--- Begin Data to process ---

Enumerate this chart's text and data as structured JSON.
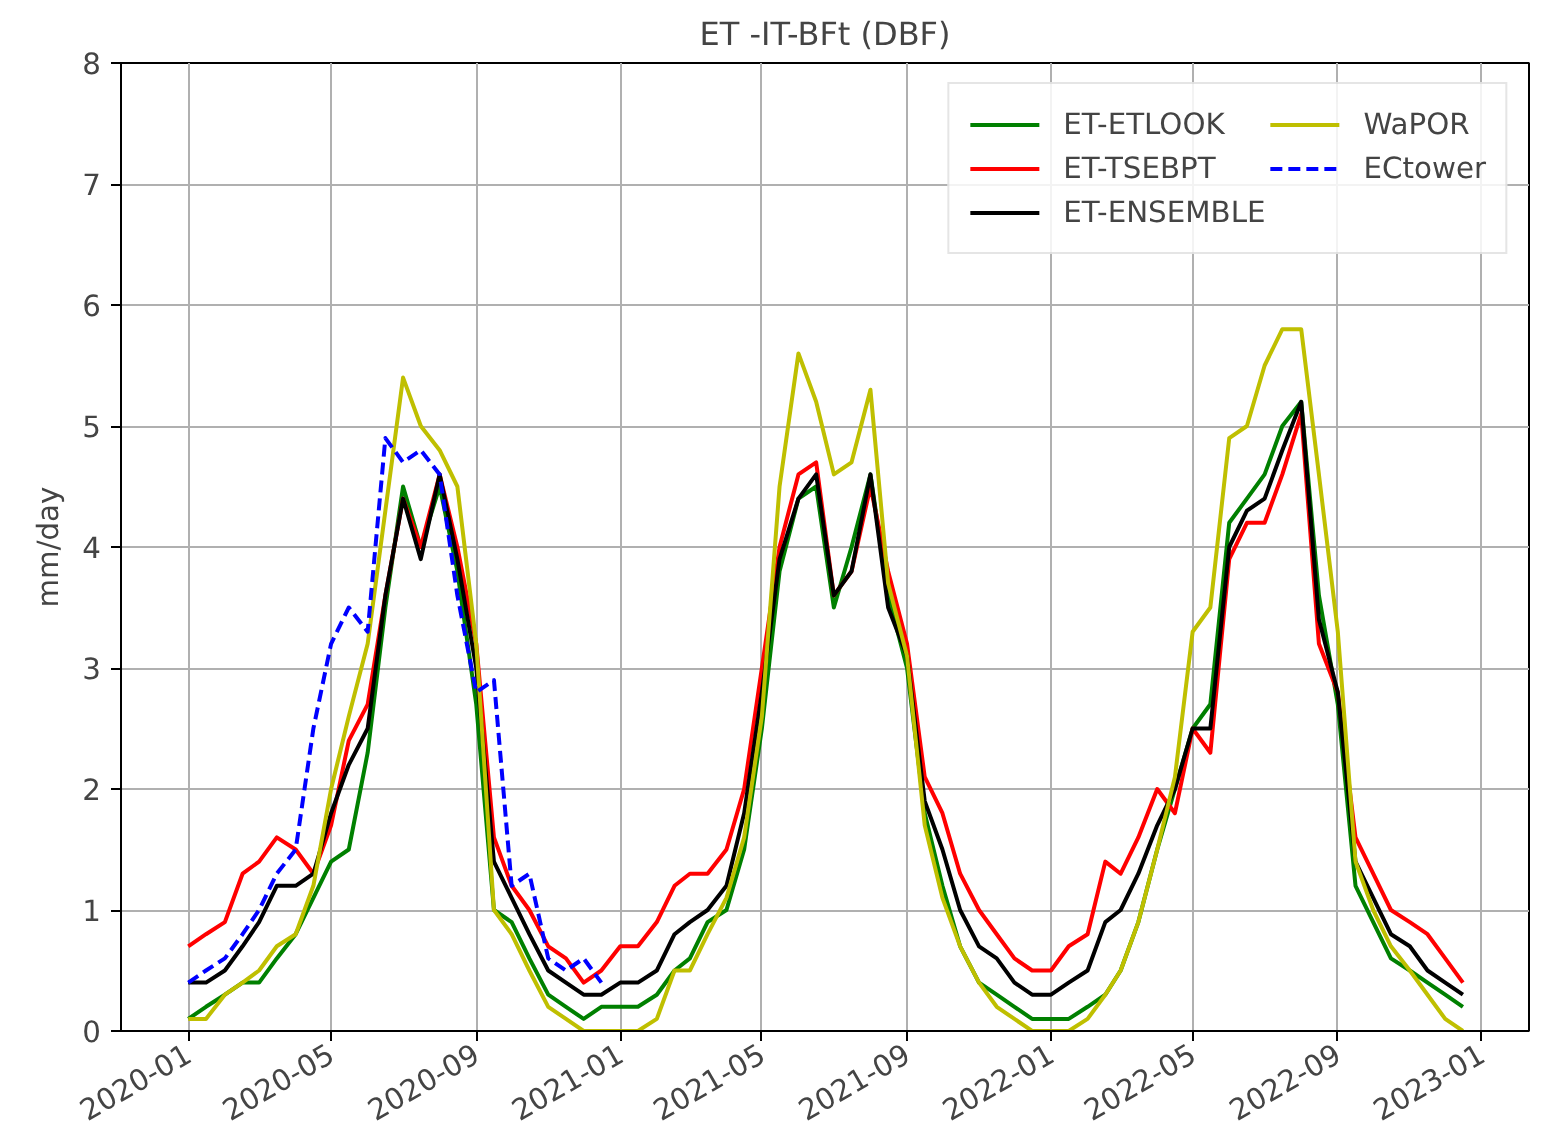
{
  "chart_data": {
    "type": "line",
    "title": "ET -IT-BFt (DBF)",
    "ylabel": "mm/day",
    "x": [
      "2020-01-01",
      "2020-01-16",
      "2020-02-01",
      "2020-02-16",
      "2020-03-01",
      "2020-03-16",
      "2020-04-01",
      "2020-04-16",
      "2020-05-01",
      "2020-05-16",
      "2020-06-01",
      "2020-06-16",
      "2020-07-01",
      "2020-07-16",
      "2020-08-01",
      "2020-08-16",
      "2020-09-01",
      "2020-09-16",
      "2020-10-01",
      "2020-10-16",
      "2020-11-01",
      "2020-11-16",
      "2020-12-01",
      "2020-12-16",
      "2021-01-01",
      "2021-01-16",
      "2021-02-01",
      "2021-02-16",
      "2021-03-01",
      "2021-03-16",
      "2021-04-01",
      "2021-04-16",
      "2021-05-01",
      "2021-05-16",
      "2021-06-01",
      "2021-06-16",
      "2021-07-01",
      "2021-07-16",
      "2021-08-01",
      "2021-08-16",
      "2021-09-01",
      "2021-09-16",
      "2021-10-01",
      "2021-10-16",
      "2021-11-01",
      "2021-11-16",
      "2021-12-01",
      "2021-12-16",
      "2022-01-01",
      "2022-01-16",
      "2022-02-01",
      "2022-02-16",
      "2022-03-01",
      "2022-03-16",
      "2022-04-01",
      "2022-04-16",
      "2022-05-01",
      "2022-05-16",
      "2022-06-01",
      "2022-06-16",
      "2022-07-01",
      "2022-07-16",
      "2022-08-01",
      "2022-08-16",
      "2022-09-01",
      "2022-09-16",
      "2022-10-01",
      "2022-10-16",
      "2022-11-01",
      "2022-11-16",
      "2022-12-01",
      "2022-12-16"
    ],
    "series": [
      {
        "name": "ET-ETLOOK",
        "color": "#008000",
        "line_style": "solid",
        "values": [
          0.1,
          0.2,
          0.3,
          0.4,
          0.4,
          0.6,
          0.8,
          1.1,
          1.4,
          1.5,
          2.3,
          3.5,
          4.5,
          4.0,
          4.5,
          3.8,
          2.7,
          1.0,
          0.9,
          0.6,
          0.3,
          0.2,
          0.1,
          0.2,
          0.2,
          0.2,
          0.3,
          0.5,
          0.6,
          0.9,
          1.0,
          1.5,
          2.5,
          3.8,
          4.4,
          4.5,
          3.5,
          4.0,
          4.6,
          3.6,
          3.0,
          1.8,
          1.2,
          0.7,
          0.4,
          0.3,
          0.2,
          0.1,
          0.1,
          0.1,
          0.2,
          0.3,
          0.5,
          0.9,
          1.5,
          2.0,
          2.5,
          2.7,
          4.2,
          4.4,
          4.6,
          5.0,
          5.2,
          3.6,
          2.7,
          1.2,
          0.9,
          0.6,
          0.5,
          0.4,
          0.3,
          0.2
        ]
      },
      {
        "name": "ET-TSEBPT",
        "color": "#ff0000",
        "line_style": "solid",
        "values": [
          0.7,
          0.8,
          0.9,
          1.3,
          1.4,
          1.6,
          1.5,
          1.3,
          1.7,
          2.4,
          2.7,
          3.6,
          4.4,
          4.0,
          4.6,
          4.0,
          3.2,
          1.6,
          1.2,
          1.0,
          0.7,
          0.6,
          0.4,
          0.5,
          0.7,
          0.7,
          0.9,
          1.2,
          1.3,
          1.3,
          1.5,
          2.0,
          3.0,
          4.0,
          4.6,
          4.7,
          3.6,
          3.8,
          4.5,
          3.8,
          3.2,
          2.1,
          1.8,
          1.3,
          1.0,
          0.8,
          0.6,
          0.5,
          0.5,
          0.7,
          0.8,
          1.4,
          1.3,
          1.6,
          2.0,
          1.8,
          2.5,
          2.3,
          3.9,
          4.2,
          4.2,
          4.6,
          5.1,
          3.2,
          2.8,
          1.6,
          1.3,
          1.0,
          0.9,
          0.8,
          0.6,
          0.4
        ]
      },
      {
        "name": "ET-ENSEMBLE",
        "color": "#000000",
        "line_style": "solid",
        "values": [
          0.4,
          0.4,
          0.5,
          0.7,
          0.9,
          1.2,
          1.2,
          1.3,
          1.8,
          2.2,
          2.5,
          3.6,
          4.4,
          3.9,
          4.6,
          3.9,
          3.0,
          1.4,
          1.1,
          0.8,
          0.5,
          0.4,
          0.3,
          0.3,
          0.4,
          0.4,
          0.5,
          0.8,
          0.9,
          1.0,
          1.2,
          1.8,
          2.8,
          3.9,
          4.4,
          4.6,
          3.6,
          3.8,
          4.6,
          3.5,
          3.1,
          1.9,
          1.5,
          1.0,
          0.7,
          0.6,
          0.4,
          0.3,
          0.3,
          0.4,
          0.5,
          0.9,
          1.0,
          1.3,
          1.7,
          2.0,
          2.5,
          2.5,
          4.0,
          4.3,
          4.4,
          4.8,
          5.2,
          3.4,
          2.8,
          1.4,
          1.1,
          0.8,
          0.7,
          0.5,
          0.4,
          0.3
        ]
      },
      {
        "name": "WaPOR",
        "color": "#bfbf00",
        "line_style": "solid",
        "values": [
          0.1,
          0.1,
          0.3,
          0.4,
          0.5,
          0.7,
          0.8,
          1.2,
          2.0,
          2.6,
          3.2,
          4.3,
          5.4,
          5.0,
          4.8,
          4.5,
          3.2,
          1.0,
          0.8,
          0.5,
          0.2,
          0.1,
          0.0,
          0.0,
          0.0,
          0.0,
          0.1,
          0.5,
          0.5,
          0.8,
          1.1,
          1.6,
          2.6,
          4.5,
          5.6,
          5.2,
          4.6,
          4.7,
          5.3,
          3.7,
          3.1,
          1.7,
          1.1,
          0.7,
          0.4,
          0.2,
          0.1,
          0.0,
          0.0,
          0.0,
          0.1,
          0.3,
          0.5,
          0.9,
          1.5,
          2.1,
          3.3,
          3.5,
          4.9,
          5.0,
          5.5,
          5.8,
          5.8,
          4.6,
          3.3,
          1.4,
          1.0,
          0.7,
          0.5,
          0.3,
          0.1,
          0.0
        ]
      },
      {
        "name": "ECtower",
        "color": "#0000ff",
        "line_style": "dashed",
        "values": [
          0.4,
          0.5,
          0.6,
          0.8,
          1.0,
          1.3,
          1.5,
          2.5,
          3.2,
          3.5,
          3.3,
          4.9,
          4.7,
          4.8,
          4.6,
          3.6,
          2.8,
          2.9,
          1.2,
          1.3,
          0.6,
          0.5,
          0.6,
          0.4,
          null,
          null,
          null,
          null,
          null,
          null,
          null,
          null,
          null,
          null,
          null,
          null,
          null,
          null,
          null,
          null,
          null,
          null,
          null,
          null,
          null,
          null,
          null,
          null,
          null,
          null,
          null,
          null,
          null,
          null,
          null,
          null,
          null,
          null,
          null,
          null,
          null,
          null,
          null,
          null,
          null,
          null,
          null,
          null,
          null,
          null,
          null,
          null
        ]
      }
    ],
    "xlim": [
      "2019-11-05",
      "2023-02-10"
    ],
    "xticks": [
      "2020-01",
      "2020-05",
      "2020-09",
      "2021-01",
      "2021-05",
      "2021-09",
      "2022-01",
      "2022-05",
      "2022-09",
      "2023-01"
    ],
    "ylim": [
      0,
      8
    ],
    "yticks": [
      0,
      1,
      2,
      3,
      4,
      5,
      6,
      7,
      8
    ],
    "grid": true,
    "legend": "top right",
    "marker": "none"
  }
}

--- End Data to process ---

## [Task prompt]
Transcribe all of the entries word for word, but skip any pictures they contain.

## [Expected output]
Enumerate this chart's text and data as structured JSON.
{
  "chart_data": {
    "type": "line",
    "title": "ET -IT-BFt (DBF)",
    "ylabel": "mm/day",
    "x": [
      "2020-01-01",
      "2020-01-16",
      "2020-02-01",
      "2020-02-16",
      "2020-03-01",
      "2020-03-16",
      "2020-04-01",
      "2020-04-16",
      "2020-05-01",
      "2020-05-16",
      "2020-06-01",
      "2020-06-16",
      "2020-07-01",
      "2020-07-16",
      "2020-08-01",
      "2020-08-16",
      "2020-09-01",
      "2020-09-16",
      "2020-10-01",
      "2020-10-16",
      "2020-11-01",
      "2020-11-16",
      "2020-12-01",
      "2020-12-16",
      "2021-01-01",
      "2021-01-16",
      "2021-02-01",
      "2021-02-16",
      "2021-03-01",
      "2021-03-16",
      "2021-04-01",
      "2021-04-16",
      "2021-05-01",
      "2021-05-16",
      "2021-06-01",
      "2021-06-16",
      "2021-07-01",
      "2021-07-16",
      "2021-08-01",
      "2021-08-16",
      "2021-09-01",
      "2021-09-16",
      "2021-10-01",
      "2021-10-16",
      "2021-11-01",
      "2021-11-16",
      "2021-12-01",
      "2021-12-16",
      "2022-01-01",
      "2022-01-16",
      "2022-02-01",
      "2022-02-16",
      "2022-03-01",
      "2022-03-16",
      "2022-04-01",
      "2022-04-16",
      "2022-05-01",
      "2022-05-16",
      "2022-06-01",
      "2022-06-16",
      "2022-07-01",
      "2022-07-16",
      "2022-08-01",
      "2022-08-16",
      "2022-09-01",
      "2022-09-16",
      "2022-10-01",
      "2022-10-16",
      "2022-11-01",
      "2022-11-16",
      "2022-12-01",
      "2022-12-16"
    ],
    "series": [
      {
        "name": "ET-ETLOOK",
        "color": "#008000",
        "line_style": "solid",
        "values": [
          0.1,
          0.2,
          0.3,
          0.4,
          0.4,
          0.6,
          0.8,
          1.1,
          1.4,
          1.5,
          2.3,
          3.5,
          4.5,
          4.0,
          4.5,
          3.8,
          2.7,
          1.0,
          0.9,
          0.6,
          0.3,
          0.2,
          0.1,
          0.2,
          0.2,
          0.2,
          0.3,
          0.5,
          0.6,
          0.9,
          1.0,
          1.5,
          2.5,
          3.8,
          4.4,
          4.5,
          3.5,
          4.0,
          4.6,
          3.6,
          3.0,
          1.8,
          1.2,
          0.7,
          0.4,
          0.3,
          0.2,
          0.1,
          0.1,
          0.1,
          0.2,
          0.3,
          0.5,
          0.9,
          1.5,
          2.0,
          2.5,
          2.7,
          4.2,
          4.4,
          4.6,
          5.0,
          5.2,
          3.6,
          2.7,
          1.2,
          0.9,
          0.6,
          0.5,
          0.4,
          0.3,
          0.2
        ]
      },
      {
        "name": "ET-TSEBPT",
        "color": "#ff0000",
        "line_style": "solid",
        "values": [
          0.7,
          0.8,
          0.9,
          1.3,
          1.4,
          1.6,
          1.5,
          1.3,
          1.7,
          2.4,
          2.7,
          3.6,
          4.4,
          4.0,
          4.6,
          4.0,
          3.2,
          1.6,
          1.2,
          1.0,
          0.7,
          0.6,
          0.4,
          0.5,
          0.7,
          0.7,
          0.9,
          1.2,
          1.3,
          1.3,
          1.5,
          2.0,
          3.0,
          4.0,
          4.6,
          4.7,
          3.6,
          3.8,
          4.5,
          3.8,
          3.2,
          2.1,
          1.8,
          1.3,
          1.0,
          0.8,
          0.6,
          0.5,
          0.5,
          0.7,
          0.8,
          1.4,
          1.3,
          1.6,
          2.0,
          1.8,
          2.5,
          2.3,
          3.9,
          4.2,
          4.2,
          4.6,
          5.1,
          3.2,
          2.8,
          1.6,
          1.3,
          1.0,
          0.9,
          0.8,
          0.6,
          0.4
        ]
      },
      {
        "name": "ET-ENSEMBLE",
        "color": "#000000",
        "line_style": "solid",
        "values": [
          0.4,
          0.4,
          0.5,
          0.7,
          0.9,
          1.2,
          1.2,
          1.3,
          1.8,
          2.2,
          2.5,
          3.6,
          4.4,
          3.9,
          4.6,
          3.9,
          3.0,
          1.4,
          1.1,
          0.8,
          0.5,
          0.4,
          0.3,
          0.3,
          0.4,
          0.4,
          0.5,
          0.8,
          0.9,
          1.0,
          1.2,
          1.8,
          2.8,
          3.9,
          4.4,
          4.6,
          3.6,
          3.8,
          4.6,
          3.5,
          3.1,
          1.9,
          1.5,
          1.0,
          0.7,
          0.6,
          0.4,
          0.3,
          0.3,
          0.4,
          0.5,
          0.9,
          1.0,
          1.3,
          1.7,
          2.0,
          2.5,
          2.5,
          4.0,
          4.3,
          4.4,
          4.8,
          5.2,
          3.4,
          2.8,
          1.4,
          1.1,
          0.8,
          0.7,
          0.5,
          0.4,
          0.3
        ]
      },
      {
        "name": "WaPOR",
        "color": "#bfbf00",
        "line_style": "solid",
        "values": [
          0.1,
          0.1,
          0.3,
          0.4,
          0.5,
          0.7,
          0.8,
          1.2,
          2.0,
          2.6,
          3.2,
          4.3,
          5.4,
          5.0,
          4.8,
          4.5,
          3.2,
          1.0,
          0.8,
          0.5,
          0.2,
          0.1,
          0.0,
          0.0,
          0.0,
          0.0,
          0.1,
          0.5,
          0.5,
          0.8,
          1.1,
          1.6,
          2.6,
          4.5,
          5.6,
          5.2,
          4.6,
          4.7,
          5.3,
          3.7,
          3.1,
          1.7,
          1.1,
          0.7,
          0.4,
          0.2,
          0.1,
          0.0,
          0.0,
          0.0,
          0.1,
          0.3,
          0.5,
          0.9,
          1.5,
          2.1,
          3.3,
          3.5,
          4.9,
          5.0,
          5.5,
          5.8,
          5.8,
          4.6,
          3.3,
          1.4,
          1.0,
          0.7,
          0.5,
          0.3,
          0.1,
          0.0
        ]
      },
      {
        "name": "ECtower",
        "color": "#0000ff",
        "line_style": "dashed",
        "values": [
          0.4,
          0.5,
          0.6,
          0.8,
          1.0,
          1.3,
          1.5,
          2.5,
          3.2,
          3.5,
          3.3,
          4.9,
          4.7,
          4.8,
          4.6,
          3.6,
          2.8,
          2.9,
          1.2,
          1.3,
          0.6,
          0.5,
          0.6,
          0.4,
          null,
          null,
          null,
          null,
          null,
          null,
          null,
          null,
          null,
          null,
          null,
          null,
          null,
          null,
          null,
          null,
          null,
          null,
          null,
          null,
          null,
          null,
          null,
          null,
          null,
          null,
          null,
          null,
          null,
          null,
          null,
          null,
          null,
          null,
          null,
          null,
          null,
          null,
          null,
          null,
          null,
          null,
          null,
          null,
          null,
          null,
          null,
          null
        ]
      }
    ],
    "xlim": [
      "2019-11-05",
      "2023-02-10"
    ],
    "xticks": [
      "2020-01",
      "2020-05",
      "2020-09",
      "2021-01",
      "2021-05",
      "2021-09",
      "2022-01",
      "2022-05",
      "2022-09",
      "2023-01"
    ],
    "ylim": [
      0,
      8
    ],
    "yticks": [
      0,
      1,
      2,
      3,
      4,
      5,
      6,
      7,
      8
    ],
    "grid": true,
    "legend": "top right",
    "marker": "none"
  }
}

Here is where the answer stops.